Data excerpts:
-.-.-
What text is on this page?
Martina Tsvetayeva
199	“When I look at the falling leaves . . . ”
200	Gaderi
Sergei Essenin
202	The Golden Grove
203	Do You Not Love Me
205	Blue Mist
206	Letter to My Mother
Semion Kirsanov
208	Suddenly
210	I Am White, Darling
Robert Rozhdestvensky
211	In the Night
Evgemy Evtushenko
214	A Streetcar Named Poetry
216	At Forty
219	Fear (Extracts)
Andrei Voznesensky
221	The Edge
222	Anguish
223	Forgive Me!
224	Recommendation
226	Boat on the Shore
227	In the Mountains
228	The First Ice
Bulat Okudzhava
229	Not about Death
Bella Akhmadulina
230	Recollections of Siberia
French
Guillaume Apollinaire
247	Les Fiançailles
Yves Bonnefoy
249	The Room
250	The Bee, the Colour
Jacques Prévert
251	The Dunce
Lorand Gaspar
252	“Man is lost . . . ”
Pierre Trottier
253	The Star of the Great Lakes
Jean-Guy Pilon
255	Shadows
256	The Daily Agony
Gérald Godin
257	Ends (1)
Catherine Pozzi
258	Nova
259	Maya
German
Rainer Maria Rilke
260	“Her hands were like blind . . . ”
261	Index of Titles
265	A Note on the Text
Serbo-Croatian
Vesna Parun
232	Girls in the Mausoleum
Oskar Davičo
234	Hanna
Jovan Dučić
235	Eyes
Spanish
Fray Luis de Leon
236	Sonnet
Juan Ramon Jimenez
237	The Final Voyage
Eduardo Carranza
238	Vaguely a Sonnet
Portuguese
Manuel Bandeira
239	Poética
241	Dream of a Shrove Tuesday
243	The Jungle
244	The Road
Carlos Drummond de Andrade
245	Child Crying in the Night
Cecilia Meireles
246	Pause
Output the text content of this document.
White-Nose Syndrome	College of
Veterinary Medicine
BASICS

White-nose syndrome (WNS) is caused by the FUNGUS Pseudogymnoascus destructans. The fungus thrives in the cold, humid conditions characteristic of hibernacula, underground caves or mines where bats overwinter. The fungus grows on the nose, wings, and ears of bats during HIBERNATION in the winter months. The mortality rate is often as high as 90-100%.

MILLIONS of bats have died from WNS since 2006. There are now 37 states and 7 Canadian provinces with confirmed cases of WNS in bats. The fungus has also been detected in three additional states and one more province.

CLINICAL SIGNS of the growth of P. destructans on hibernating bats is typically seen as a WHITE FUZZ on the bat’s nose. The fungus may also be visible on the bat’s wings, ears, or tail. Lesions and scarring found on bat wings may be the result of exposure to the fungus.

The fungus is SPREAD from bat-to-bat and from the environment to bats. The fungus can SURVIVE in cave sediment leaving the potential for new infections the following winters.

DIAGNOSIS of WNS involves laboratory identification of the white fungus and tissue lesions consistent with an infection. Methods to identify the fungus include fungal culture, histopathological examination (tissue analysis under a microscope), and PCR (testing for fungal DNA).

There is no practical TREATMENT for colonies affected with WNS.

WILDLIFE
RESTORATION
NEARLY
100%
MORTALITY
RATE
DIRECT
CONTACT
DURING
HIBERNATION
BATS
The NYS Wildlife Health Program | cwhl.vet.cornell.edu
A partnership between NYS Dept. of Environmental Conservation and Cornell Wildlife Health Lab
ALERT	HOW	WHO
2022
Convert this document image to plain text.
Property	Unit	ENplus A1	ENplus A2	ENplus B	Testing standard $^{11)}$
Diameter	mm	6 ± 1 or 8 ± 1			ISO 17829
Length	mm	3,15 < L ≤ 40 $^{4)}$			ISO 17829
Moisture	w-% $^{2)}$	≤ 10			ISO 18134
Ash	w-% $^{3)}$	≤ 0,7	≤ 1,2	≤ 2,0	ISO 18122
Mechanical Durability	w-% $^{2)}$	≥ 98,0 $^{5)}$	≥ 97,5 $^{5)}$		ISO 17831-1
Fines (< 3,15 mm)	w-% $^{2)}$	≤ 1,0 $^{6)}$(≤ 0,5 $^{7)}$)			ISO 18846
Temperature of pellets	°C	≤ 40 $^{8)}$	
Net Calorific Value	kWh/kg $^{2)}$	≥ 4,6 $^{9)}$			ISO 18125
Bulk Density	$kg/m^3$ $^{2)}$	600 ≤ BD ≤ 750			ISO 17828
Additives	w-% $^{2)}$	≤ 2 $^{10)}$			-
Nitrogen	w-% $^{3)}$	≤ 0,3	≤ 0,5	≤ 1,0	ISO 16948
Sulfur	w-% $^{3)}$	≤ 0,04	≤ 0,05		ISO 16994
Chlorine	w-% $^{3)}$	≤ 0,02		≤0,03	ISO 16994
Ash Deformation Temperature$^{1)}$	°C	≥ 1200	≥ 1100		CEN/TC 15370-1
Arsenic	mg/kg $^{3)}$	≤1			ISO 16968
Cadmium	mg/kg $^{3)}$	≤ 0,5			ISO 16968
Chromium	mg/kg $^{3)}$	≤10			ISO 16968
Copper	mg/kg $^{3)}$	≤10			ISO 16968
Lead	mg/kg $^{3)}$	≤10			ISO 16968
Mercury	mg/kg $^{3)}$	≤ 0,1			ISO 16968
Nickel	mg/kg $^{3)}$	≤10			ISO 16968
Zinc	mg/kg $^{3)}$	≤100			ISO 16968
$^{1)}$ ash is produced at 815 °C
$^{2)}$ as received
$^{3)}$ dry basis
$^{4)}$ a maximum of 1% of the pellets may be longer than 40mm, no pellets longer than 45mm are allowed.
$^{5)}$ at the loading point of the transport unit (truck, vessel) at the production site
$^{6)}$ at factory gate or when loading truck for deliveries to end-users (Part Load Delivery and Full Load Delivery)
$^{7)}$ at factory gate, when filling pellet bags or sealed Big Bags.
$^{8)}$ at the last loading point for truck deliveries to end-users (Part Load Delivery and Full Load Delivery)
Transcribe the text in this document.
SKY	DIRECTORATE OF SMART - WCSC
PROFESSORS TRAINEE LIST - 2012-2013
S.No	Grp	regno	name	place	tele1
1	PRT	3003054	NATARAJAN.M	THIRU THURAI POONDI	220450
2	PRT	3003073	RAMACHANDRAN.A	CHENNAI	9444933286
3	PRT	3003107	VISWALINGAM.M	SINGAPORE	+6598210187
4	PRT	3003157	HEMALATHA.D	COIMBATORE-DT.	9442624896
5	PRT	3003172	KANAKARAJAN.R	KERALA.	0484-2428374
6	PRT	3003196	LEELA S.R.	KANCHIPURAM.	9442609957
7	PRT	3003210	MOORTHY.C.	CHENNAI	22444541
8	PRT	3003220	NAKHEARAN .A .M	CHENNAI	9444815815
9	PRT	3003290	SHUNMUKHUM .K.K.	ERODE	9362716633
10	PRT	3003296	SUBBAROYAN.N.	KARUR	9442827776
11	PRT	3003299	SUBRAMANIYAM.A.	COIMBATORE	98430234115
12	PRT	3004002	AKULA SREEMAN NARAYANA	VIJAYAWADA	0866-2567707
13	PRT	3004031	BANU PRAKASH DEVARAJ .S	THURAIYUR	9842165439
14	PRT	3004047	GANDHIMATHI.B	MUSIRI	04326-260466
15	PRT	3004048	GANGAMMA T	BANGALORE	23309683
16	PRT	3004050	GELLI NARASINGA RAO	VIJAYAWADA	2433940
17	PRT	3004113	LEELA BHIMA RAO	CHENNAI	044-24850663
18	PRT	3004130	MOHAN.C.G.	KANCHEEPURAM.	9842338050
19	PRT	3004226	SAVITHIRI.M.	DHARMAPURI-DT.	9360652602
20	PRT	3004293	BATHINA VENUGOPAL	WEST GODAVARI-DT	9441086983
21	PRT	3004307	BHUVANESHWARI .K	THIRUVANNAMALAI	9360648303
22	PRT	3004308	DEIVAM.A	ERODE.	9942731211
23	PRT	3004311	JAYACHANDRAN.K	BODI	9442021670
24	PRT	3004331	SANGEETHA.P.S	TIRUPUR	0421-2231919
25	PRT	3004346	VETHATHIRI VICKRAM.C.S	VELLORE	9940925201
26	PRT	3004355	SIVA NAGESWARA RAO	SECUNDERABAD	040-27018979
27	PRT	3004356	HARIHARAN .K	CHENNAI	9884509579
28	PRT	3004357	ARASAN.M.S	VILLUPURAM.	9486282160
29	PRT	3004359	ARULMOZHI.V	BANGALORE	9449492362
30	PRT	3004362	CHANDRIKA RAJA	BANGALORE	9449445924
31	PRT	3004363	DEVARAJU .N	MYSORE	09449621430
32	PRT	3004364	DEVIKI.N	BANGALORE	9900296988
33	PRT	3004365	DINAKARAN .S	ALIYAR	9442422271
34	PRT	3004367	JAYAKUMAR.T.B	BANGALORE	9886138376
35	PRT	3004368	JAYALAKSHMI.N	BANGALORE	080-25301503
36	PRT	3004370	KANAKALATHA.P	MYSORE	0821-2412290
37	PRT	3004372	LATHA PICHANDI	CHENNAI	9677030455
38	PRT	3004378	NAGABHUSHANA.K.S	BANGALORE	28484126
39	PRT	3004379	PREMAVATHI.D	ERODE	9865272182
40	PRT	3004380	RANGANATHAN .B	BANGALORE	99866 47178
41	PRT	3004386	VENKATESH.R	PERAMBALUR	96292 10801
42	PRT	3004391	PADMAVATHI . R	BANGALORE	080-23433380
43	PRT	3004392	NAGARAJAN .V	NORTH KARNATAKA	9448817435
-.-.-
## THE TASK:
Count the lines that hold the string "loading", and reply with that number alone.

## FINAL RESULT:
3